↓↓↓
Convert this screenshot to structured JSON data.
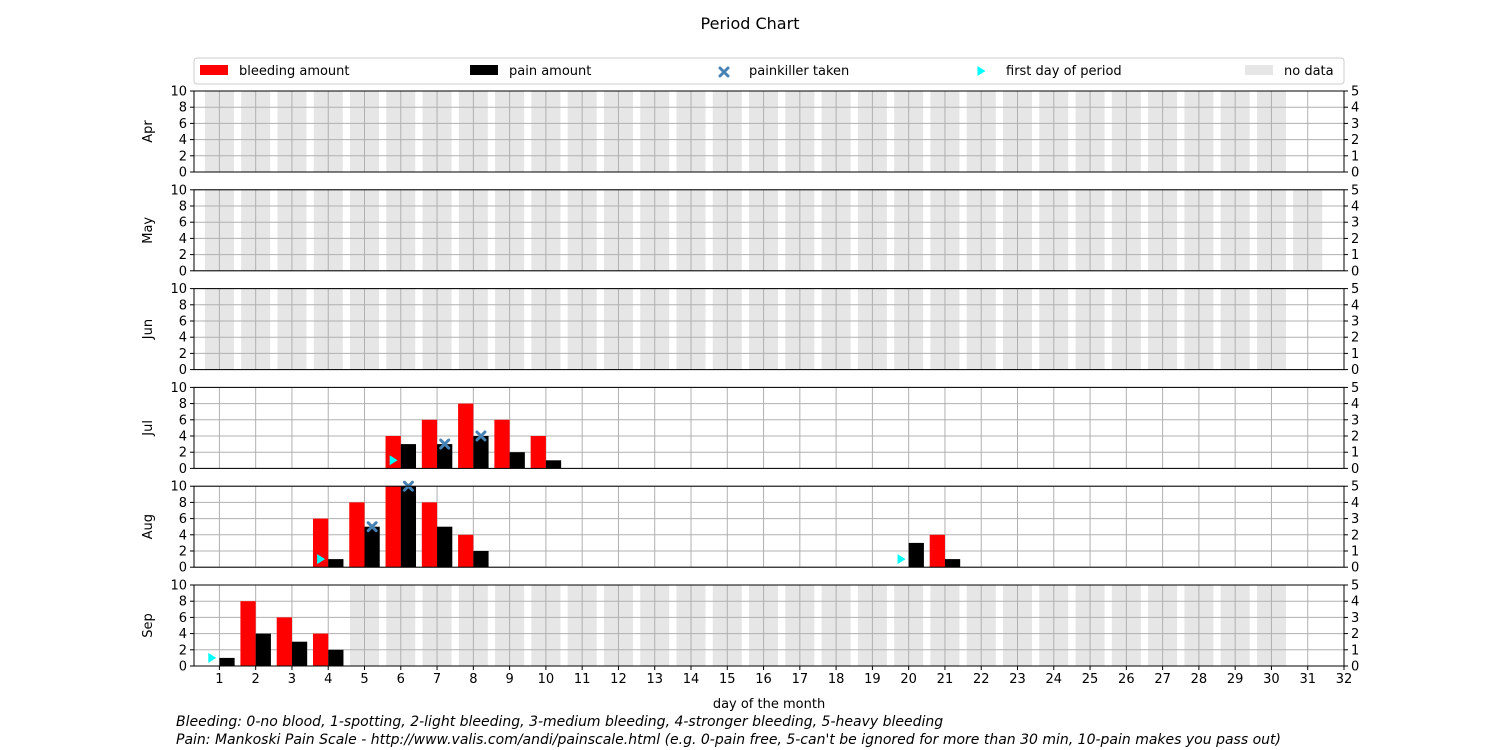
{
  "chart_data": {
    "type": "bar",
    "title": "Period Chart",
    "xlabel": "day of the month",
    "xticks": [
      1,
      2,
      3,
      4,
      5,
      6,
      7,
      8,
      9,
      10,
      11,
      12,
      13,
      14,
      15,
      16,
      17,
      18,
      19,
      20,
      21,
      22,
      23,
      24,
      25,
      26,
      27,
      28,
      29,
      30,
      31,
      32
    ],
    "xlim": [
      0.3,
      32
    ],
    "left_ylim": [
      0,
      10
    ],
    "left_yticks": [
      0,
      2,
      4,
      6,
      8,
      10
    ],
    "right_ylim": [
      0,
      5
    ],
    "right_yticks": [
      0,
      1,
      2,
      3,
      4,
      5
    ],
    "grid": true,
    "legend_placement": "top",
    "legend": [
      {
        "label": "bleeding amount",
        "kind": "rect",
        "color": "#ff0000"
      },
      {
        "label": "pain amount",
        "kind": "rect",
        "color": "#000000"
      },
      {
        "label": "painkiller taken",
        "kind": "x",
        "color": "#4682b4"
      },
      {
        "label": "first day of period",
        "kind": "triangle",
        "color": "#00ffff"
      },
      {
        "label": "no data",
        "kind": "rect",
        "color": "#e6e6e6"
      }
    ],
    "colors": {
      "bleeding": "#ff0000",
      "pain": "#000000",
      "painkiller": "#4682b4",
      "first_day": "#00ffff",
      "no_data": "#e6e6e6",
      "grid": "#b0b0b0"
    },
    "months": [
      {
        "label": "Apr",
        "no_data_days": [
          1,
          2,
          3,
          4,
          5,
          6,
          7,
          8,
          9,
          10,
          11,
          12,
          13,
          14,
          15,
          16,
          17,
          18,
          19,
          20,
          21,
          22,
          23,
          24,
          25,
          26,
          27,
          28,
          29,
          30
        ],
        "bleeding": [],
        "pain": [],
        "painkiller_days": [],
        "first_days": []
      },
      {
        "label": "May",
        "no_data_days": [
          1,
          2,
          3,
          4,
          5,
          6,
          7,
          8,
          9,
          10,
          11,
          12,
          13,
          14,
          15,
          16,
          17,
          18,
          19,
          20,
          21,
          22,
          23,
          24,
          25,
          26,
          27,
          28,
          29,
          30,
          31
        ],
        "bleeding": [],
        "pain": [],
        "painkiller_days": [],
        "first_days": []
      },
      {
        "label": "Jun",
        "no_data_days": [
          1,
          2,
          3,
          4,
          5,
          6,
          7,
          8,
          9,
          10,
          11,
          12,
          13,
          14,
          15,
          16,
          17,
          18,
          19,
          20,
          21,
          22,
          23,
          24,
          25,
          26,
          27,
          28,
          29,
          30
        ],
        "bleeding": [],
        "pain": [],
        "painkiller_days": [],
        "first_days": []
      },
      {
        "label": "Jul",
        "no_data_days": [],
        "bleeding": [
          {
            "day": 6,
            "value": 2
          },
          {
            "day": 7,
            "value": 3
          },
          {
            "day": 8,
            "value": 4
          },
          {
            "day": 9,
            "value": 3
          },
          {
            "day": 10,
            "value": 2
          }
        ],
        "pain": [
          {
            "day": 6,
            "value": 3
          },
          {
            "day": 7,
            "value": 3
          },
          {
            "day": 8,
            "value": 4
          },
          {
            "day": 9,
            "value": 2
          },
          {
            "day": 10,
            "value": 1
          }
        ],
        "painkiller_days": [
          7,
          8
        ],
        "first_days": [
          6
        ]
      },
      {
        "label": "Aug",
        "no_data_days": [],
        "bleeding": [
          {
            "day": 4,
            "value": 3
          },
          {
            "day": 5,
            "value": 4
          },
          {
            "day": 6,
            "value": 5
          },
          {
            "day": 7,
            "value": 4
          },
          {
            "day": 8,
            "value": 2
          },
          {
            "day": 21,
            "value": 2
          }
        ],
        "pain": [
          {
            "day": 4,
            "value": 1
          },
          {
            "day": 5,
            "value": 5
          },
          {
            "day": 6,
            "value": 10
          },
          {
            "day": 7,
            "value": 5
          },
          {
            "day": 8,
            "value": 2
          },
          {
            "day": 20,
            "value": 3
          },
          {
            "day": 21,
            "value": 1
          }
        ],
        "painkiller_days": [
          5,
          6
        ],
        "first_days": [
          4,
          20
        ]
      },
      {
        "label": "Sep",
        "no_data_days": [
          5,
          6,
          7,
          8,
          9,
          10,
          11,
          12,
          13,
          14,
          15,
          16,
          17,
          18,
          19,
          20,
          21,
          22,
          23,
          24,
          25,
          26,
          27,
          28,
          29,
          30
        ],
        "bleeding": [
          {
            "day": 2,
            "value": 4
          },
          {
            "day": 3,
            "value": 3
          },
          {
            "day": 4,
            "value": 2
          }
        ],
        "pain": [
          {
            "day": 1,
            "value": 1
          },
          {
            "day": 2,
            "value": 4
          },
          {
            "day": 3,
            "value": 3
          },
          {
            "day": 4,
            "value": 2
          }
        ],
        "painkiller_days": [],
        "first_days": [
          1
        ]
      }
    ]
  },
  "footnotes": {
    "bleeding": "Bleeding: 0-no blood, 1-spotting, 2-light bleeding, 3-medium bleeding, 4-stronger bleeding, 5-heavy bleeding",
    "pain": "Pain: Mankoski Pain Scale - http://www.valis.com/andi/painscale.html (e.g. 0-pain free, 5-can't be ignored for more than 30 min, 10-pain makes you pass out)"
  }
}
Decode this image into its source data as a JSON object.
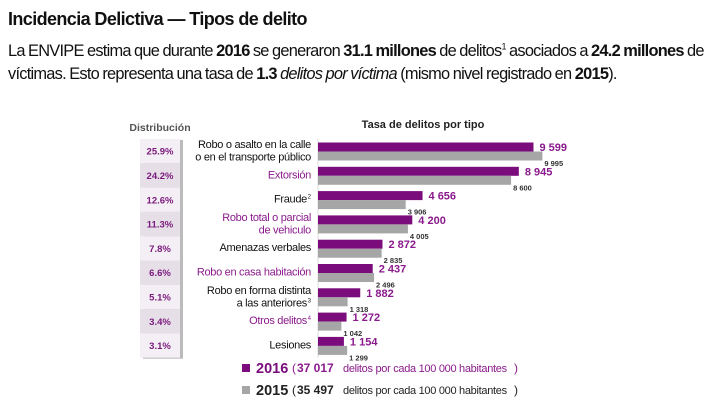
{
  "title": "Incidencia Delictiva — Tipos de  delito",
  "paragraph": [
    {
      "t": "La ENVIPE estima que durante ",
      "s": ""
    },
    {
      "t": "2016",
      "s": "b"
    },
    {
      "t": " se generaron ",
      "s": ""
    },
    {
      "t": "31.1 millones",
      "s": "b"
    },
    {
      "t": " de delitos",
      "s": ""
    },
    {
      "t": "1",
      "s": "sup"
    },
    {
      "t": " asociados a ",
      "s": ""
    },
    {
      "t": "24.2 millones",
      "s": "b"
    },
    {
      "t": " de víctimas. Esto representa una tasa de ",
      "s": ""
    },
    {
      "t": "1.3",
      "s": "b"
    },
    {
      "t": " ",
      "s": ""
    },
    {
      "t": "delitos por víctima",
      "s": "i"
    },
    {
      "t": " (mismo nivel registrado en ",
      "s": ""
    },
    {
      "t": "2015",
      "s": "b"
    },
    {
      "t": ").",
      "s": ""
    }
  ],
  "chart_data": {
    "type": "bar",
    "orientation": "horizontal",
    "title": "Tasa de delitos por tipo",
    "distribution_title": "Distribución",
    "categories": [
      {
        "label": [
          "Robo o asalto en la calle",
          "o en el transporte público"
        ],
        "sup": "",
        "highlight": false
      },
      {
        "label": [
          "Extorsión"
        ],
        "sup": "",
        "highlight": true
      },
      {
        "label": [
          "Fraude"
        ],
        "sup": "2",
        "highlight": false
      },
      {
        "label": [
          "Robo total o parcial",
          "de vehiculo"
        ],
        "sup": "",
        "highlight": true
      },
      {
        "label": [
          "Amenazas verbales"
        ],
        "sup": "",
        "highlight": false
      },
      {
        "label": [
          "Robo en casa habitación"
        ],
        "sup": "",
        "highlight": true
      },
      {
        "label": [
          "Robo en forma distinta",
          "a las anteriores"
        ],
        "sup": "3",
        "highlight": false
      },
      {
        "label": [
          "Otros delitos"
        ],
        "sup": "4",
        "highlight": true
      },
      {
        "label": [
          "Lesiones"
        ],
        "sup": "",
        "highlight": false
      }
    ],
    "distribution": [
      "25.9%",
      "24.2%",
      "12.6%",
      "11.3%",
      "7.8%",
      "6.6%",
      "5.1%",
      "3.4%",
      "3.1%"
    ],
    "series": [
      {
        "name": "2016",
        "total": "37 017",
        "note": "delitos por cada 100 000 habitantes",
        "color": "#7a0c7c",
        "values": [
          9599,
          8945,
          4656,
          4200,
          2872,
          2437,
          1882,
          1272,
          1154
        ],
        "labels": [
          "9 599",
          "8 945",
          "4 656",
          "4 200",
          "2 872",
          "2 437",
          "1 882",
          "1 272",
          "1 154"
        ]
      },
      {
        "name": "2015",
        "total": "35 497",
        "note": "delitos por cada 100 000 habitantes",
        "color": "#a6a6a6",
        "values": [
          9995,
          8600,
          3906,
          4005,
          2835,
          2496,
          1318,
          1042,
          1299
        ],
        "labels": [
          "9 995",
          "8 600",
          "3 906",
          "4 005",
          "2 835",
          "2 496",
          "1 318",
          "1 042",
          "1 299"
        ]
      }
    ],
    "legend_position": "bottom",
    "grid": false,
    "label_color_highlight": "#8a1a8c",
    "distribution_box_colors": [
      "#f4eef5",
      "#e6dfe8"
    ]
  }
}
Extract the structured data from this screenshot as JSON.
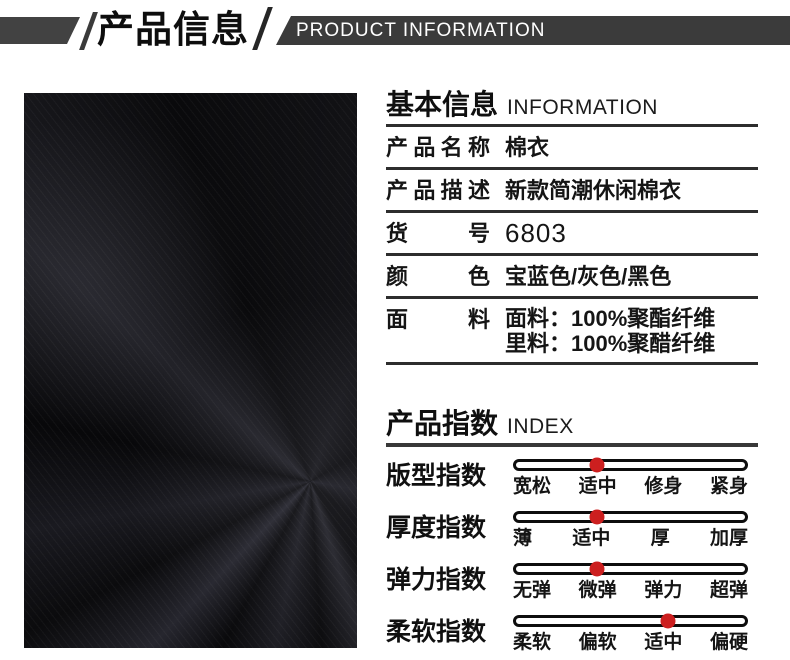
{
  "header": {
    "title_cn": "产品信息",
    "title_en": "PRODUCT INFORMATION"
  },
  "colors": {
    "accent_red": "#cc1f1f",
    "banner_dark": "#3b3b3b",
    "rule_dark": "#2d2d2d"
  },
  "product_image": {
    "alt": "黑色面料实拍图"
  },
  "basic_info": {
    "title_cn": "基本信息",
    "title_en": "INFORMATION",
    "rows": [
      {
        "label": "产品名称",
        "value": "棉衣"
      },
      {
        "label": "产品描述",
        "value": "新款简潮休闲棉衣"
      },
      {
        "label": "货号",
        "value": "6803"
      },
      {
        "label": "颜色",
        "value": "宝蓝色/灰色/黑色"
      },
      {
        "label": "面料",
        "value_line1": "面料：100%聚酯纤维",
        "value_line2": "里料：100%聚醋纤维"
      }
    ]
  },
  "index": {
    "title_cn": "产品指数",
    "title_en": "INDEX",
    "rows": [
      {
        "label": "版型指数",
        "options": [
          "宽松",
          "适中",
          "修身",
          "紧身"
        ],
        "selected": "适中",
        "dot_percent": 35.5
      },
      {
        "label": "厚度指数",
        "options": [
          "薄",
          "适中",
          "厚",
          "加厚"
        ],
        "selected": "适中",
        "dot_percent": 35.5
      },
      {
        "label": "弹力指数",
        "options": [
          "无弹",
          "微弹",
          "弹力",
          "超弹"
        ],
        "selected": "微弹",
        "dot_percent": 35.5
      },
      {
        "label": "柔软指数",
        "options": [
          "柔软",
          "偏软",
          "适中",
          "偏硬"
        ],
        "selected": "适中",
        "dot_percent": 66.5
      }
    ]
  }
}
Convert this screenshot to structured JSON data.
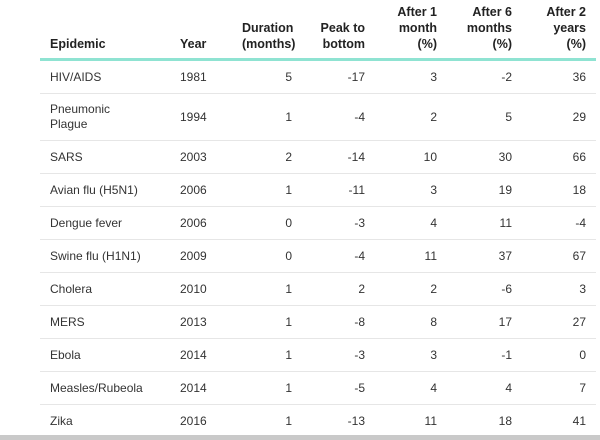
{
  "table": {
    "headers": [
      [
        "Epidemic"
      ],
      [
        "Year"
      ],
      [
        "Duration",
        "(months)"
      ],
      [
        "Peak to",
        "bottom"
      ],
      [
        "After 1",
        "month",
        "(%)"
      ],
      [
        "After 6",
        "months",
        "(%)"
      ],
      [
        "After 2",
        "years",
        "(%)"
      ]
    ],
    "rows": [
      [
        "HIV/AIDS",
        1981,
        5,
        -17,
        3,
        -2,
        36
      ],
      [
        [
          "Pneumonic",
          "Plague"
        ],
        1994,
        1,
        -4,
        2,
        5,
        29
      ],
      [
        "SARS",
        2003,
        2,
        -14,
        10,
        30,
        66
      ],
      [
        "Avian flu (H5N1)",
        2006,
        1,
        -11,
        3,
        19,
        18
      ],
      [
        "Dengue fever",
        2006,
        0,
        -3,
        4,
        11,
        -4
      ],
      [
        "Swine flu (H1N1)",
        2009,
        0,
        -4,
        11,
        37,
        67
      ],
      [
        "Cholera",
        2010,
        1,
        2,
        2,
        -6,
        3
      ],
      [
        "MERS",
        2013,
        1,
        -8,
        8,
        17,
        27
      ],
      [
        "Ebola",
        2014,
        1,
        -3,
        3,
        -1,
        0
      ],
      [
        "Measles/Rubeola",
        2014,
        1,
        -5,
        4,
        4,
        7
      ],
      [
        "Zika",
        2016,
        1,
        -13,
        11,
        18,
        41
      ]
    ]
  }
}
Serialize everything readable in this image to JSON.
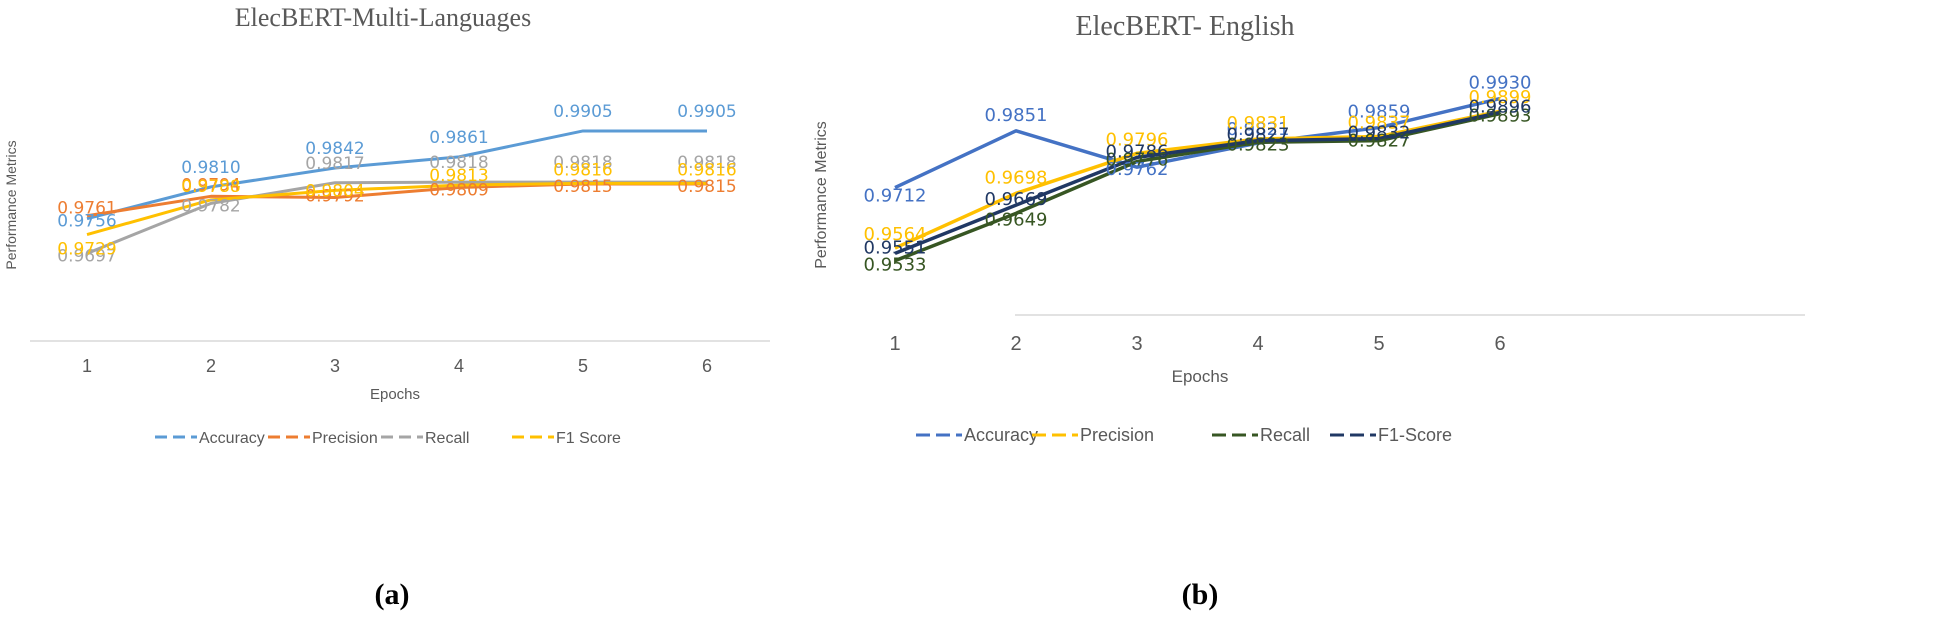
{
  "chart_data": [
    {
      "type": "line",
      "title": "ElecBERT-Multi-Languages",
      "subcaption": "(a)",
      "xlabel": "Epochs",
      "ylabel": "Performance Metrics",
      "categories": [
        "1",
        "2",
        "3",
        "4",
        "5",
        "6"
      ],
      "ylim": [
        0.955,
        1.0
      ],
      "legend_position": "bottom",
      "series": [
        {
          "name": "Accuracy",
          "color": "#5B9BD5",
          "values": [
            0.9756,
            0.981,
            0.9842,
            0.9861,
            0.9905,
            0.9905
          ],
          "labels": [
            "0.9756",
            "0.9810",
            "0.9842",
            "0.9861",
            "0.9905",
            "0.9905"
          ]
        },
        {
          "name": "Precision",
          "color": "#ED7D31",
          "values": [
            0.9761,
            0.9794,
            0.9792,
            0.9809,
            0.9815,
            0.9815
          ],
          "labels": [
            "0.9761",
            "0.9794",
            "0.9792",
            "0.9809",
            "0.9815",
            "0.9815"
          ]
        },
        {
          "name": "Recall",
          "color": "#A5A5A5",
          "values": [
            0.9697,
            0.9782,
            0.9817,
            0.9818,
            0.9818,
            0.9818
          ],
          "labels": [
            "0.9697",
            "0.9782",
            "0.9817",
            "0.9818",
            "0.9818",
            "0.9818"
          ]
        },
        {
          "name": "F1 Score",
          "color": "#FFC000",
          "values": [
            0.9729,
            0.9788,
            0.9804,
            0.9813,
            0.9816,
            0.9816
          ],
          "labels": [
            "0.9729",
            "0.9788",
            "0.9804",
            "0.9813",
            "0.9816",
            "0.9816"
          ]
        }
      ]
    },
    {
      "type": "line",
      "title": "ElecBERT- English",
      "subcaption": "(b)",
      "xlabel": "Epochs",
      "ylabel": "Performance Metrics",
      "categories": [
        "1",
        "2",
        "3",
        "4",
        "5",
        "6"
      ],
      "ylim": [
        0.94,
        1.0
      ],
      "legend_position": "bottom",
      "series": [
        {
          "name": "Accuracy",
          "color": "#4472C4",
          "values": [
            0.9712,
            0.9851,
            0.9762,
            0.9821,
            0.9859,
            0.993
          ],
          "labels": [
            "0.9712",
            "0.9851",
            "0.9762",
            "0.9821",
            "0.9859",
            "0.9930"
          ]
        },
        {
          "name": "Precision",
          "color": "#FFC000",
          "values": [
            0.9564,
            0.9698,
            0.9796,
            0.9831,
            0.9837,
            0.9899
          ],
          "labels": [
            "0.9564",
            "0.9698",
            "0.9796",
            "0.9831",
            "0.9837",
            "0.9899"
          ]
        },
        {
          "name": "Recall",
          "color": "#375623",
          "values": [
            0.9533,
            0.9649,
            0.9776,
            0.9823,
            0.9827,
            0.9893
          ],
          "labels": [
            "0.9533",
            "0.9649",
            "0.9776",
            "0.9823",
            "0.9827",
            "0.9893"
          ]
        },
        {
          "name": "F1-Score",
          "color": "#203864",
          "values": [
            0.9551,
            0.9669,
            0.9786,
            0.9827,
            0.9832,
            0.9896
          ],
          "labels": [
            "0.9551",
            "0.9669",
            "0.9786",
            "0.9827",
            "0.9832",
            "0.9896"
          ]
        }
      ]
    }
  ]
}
↑↑↑
● The request
Identify the lines above with the word "JSON". Copy them.

● Response to this exercise
Convert this screenshot to structured JSON data.
Decode this image into its source data as a JSON object.
Extract the structured data from this screenshot as JSON.
Convert this screenshot to structured JSON data.
Serialize everything readable in this image to JSON.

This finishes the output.